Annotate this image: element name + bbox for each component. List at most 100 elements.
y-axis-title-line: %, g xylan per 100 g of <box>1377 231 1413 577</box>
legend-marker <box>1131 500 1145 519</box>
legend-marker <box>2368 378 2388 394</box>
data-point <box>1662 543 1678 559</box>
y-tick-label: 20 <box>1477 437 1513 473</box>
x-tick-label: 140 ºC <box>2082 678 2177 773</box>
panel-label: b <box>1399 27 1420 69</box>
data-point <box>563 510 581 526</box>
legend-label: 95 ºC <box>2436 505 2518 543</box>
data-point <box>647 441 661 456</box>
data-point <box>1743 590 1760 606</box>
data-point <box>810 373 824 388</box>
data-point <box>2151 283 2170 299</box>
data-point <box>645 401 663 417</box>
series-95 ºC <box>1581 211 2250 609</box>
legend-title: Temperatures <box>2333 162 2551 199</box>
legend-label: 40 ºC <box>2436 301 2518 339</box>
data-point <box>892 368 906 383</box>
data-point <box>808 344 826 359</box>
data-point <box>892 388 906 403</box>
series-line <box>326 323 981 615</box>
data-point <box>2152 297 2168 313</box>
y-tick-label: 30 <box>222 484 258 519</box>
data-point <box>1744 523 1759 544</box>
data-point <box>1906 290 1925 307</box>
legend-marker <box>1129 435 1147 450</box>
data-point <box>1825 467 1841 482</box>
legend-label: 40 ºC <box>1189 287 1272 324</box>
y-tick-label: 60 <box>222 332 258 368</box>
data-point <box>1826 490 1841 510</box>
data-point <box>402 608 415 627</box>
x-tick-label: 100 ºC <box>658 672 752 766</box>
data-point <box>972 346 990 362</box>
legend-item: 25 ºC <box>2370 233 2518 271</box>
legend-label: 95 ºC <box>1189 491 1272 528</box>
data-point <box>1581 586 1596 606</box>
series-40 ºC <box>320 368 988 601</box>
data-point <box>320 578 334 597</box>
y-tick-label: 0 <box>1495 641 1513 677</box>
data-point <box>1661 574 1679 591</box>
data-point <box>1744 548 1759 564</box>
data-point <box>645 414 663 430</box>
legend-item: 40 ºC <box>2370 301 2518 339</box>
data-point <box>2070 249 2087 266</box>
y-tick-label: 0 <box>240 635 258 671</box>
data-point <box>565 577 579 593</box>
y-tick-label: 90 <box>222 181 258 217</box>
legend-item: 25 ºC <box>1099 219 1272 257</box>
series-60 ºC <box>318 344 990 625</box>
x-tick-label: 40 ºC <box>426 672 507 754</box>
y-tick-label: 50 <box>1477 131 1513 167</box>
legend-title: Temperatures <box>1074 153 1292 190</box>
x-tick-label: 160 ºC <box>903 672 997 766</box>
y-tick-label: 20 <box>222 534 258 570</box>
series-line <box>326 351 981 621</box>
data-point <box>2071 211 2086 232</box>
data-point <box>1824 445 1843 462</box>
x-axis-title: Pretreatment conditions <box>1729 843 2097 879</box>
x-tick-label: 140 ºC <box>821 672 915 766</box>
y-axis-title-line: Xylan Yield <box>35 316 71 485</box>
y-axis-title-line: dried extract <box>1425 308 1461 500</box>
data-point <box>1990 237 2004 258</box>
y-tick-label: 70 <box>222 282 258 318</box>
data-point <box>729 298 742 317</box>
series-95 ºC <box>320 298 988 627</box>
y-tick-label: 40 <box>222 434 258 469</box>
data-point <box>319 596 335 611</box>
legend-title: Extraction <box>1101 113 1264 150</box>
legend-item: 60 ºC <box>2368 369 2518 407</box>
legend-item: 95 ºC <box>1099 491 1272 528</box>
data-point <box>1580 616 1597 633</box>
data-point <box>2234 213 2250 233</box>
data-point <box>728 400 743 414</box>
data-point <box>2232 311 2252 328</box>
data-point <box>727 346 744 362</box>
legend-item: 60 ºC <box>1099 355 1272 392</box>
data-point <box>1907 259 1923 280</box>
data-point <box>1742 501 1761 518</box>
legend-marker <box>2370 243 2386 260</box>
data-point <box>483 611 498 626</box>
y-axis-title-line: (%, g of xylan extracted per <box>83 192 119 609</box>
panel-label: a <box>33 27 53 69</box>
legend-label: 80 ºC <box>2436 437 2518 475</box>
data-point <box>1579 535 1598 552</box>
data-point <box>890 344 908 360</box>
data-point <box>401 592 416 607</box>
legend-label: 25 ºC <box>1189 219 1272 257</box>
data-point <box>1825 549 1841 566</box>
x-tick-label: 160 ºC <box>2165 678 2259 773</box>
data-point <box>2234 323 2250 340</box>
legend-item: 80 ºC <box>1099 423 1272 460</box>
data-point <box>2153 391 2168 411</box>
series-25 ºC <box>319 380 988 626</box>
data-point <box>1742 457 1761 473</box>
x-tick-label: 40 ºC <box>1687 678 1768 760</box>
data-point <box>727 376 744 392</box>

******

## Written problem
Copy every line of the material above without changing anything.

## Task answer
Annotate this image: element name + bbox for each component. List at most 100 elements.
y-axis-title-line: %, g xylan per 100 g of <box>1377 231 1413 577</box>
legend-marker <box>1131 500 1145 519</box>
legend-marker <box>2368 378 2388 394</box>
data-point <box>1662 543 1678 559</box>
y-tick-label: 20 <box>1477 437 1513 473</box>
x-tick-label: 140 ºC <box>2082 678 2177 773</box>
panel-label: b <box>1399 27 1420 69</box>
data-point <box>563 510 581 526</box>
legend-label: 95 ºC <box>2436 505 2518 543</box>
data-point <box>647 441 661 456</box>
data-point <box>1743 590 1760 606</box>
data-point <box>810 373 824 388</box>
data-point <box>2151 283 2170 299</box>
data-point <box>645 401 663 417</box>
series-95 ºC <box>1581 211 2250 609</box>
legend-title: Temperatures <box>2333 162 2551 199</box>
legend-label: 40 ºC <box>2436 301 2518 339</box>
data-point <box>892 368 906 383</box>
data-point <box>808 344 826 359</box>
data-point <box>892 388 906 403</box>
series-line <box>326 323 981 615</box>
data-point <box>2152 297 2168 313</box>
y-tick-label: 30 <box>222 484 258 519</box>
data-point <box>1744 523 1759 544</box>
data-point <box>1906 290 1925 307</box>
legend-marker <box>1129 435 1147 450</box>
data-point <box>1825 467 1841 482</box>
legend-label: 40 ºC <box>1189 287 1272 324</box>
y-tick-label: 60 <box>222 332 258 368</box>
data-point <box>1826 490 1841 510</box>
data-point <box>402 608 415 627</box>
x-tick-label: 100 ºC <box>658 672 752 766</box>
data-point <box>972 346 990 362</box>
legend-item: 25 ºC <box>2370 233 2518 271</box>
legend-label: 95 ºC <box>1189 491 1272 528</box>
data-point <box>1581 586 1596 606</box>
series-40 ºC <box>320 368 988 601</box>
data-point <box>320 578 334 597</box>
y-tick-label: 0 <box>1495 641 1513 677</box>
data-point <box>1661 574 1679 591</box>
data-point <box>1744 548 1759 564</box>
data-point <box>645 414 663 430</box>
legend-item: 40 ºC <box>2370 301 2518 339</box>
data-point <box>2070 249 2087 266</box>
y-tick-label: 0 <box>240 635 258 671</box>
data-point <box>565 577 579 593</box>
y-tick-label: 90 <box>222 181 258 217</box>
legend-item: 25 ºC <box>1099 219 1272 257</box>
series-60 ºC <box>318 344 990 625</box>
x-tick-label: 40 ºC <box>426 672 507 754</box>
y-tick-label: 50 <box>1477 131 1513 167</box>
legend-title: Temperatures <box>1074 153 1292 190</box>
x-tick-label: 160 ºC <box>903 672 997 766</box>
y-tick-label: 20 <box>222 534 258 570</box>
series-line <box>326 351 981 621</box>
data-point <box>2071 211 2086 232</box>
data-point <box>1824 445 1843 462</box>
x-axis-title: Pretreatment conditions <box>1729 843 2097 879</box>
x-tick-label: 140 ºC <box>821 672 915 766</box>
y-axis-title-line: Xylan Yield <box>35 316 71 485</box>
y-axis-title-line: dried extract <box>1425 308 1461 500</box>
data-point <box>1990 237 2004 258</box>
y-tick-label: 70 <box>222 282 258 318</box>
data-point <box>729 298 742 317</box>
series-95 ºC <box>320 298 988 627</box>
y-tick-label: 40 <box>222 434 258 469</box>
data-point <box>319 596 335 611</box>
legend-title: Extraction <box>1101 113 1264 150</box>
legend-item: 60 ºC <box>2368 369 2518 407</box>
legend-item: 95 ºC <box>1099 491 1272 528</box>
data-point <box>1580 616 1597 633</box>
data-point <box>2234 213 2250 233</box>
data-point <box>728 400 743 414</box>
data-point <box>2232 311 2252 328</box>
data-point <box>727 346 744 362</box>
legend-item: 60 ºC <box>1099 355 1272 392</box>
data-point <box>1907 259 1923 280</box>
data-point <box>1742 501 1761 518</box>
legend-marker <box>2370 243 2386 260</box>
data-point <box>483 611 498 626</box>
y-axis-title-line: (%, g of xylan extracted per <box>83 192 119 609</box>
panel-label: a <box>33 27 53 69</box>
legend-label: 80 ºC <box>2436 437 2518 475</box>
data-point <box>1579 535 1598 552</box>
data-point <box>890 344 908 360</box>
data-point <box>401 592 416 607</box>
legend-label: 25 ºC <box>1189 219 1272 257</box>
data-point <box>1825 549 1841 566</box>
x-tick-label: 160 ºC <box>2165 678 2259 773</box>
data-point <box>2234 323 2250 340</box>
legend-item: 80 ºC <box>1099 423 1272 460</box>
data-point <box>2153 391 2168 411</box>
series-25 ºC <box>319 380 988 626</box>
data-point <box>1742 457 1761 473</box>
x-tick-label: 40 ºC <box>1687 678 1768 760</box>
data-point <box>727 376 744 392</box>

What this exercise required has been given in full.